══ DATA SUPPLIED ══

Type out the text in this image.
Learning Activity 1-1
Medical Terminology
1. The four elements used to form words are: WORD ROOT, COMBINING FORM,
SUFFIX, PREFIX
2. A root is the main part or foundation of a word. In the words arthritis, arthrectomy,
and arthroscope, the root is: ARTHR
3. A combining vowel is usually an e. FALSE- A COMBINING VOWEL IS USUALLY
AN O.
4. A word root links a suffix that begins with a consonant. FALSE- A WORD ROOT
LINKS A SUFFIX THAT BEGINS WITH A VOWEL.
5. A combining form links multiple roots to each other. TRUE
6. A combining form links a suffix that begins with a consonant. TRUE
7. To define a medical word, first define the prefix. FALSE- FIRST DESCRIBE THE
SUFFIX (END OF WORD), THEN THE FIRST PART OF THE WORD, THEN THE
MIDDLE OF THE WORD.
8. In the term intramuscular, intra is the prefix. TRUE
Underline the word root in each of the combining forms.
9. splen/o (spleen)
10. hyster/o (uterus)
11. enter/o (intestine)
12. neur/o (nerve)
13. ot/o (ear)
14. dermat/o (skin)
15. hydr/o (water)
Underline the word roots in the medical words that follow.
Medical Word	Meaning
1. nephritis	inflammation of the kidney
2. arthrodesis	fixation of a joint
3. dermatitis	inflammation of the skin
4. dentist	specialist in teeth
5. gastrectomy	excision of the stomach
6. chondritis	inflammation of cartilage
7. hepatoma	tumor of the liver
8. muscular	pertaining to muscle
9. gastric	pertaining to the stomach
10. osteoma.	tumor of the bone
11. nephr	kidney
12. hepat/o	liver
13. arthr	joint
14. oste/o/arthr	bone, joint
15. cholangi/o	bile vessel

═══

> [WHAT NEEDS TO BE DONE] What belongs in the answer is each line of the data that has the word "FALSE".

> [TASK RESPONSE]
3. A combining vowel is usually an e. FALSE- A COMBINING VOWEL IS USUALLY
4. A word root links a suffix that begins with a consonant. FALSE- A WORD ROOT
7. To define a medical word, first define the prefix. FALSE- FIRST DESCRIBE THE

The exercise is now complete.